## start

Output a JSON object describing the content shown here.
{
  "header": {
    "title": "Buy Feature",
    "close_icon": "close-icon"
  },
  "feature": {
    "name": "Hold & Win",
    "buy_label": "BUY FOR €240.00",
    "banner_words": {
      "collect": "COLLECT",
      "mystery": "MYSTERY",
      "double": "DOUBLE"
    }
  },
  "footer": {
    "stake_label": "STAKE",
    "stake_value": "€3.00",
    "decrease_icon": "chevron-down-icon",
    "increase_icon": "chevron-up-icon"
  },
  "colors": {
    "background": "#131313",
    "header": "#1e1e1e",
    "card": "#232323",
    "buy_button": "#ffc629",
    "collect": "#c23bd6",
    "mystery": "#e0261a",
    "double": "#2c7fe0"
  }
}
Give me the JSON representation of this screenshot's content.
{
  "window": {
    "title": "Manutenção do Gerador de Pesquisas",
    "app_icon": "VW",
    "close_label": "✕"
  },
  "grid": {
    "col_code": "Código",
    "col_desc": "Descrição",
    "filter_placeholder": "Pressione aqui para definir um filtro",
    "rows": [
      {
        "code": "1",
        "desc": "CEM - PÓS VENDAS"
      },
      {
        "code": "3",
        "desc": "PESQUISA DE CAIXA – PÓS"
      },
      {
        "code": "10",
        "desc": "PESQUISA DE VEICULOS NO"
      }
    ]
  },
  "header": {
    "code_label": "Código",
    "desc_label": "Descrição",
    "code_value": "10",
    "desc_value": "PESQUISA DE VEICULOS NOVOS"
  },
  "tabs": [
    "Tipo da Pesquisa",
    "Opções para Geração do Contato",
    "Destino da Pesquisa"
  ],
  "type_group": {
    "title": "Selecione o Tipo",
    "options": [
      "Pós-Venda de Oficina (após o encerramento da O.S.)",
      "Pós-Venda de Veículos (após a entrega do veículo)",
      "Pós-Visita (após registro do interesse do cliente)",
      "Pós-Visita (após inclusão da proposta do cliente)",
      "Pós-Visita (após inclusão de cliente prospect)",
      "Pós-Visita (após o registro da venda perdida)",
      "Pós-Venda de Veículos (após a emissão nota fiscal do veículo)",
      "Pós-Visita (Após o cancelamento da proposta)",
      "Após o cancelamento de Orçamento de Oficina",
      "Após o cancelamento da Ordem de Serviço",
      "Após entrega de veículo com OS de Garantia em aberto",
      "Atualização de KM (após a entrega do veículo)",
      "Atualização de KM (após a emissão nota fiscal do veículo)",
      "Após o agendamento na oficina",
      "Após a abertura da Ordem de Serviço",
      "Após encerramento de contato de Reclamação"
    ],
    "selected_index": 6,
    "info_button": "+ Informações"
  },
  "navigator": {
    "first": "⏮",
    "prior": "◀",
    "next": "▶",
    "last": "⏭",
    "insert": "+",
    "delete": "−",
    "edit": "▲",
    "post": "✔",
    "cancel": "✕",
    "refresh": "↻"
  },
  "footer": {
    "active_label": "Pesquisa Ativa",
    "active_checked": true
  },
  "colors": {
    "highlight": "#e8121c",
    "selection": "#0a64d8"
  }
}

## end

Stated problem:
Repeat each of the entries above precisely as given.

In response:
Output a JSON object describing the content shown here.
{
  "header": {
    "title": "Buy Feature",
    "close_icon": "close-icon"
  },
  "feature": {
    "name": "Hold & Win",
    "buy_label": "BUY FOR €240.00",
    "banner_words": {
      "collect": "COLLECT",
      "mystery": "MYSTERY",
      "double": "DOUBLE"
    }
  },
  "footer": {
    "stake_label": "STAKE",
    "stake_value": "€3.00",
    "decrease_icon": "chevron-down-icon",
    "increase_icon": "chevron-up-icon"
  },
  "colors": {
    "background": "#131313",
    "header": "#1e1e1e",
    "card": "#232323",
    "buy_button": "#ffc629",
    "collect": "#c23bd6",
    "mystery": "#e0261a",
    "double": "#2c7fe0"
  }
}
Give me the JSON representation of this screenshot's content.
{
  "window": {
    "title": "Manutenção do Gerador de Pesquisas",
    "app_icon": "VW",
    "close_label": "✕"
  },
  "grid": {
    "col_code": "Código",
    "col_desc": "Descrição",
    "filter_placeholder": "Pressione aqui para definir um filtro",
    "rows": [
      {
        "code": "1",
        "desc": "CEM - PÓS VENDAS"
      },
      {
        "code": "3",
        "desc": "PESQUISA DE CAIXA – PÓS"
      },
      {
        "code": "10",
        "desc": "PESQUISA DE VEICULOS NO"
      }
    ]
  },
  "header": {
    "code_label": "Código",
    "desc_label": "Descrição",
    "code_value": "10",
    "desc_value": "PESQUISA DE VEICULOS NOVOS"
  },
  "tabs": [
    "Tipo da Pesquisa",
    "Opções para Geração do Contato",
    "Destino da Pesquisa"
  ],
  "type_group": {
    "title": "Selecione o Tipo",
    "options": [
      "Pós-Venda de Oficina (após o encerramento da O.S.)",
      "Pós-Venda de Veículos (após a entrega do veículo)",
      "Pós-Visita (após registro do interesse do cliente)",
      "Pós-Visita (após inclusão da proposta do cliente)",
      "Pós-Visita (após inclusão de cliente prospect)",
      "Pós-Visita (após o registro da venda perdida)",
      "Pós-Venda de Veículos (após a emissão nota fiscal do veículo)",
      "Pós-Visita (Após o cancelamento da proposta)",
      "Após o cancelamento de Orçamento de Oficina",
      "Após o cancelamento da Ordem de Serviço",
      "Após entrega de veículo com OS de Garantia em aberto",
      "Atualização de KM (após a entrega do veículo)",
      "Atualização de KM (após a emissão nota fiscal do veículo)",
      "Após o agendamento na oficina",
      "Após a abertura da Ordem de Serviço",
      "Após encerramento de contato de Reclamação"
    ],
    "selected_index": 6,
    "info_button": "+ Informações"
  },
  "navigator": {
    "first": "⏮",
    "prior": "◀",
    "next": "▶",
    "last": "⏭",
    "insert": "+",
    "delete": "−",
    "edit": "▲",
    "post": "✔",
    "cancel": "✕",
    "refresh": "↻"
  },
  "footer": {
    "active_label": "Pesquisa Ativa",
    "active_checked": true
  },
  "colors": {
    "highlight": "#e8121c",
    "selection": "#0a64d8"
  }
}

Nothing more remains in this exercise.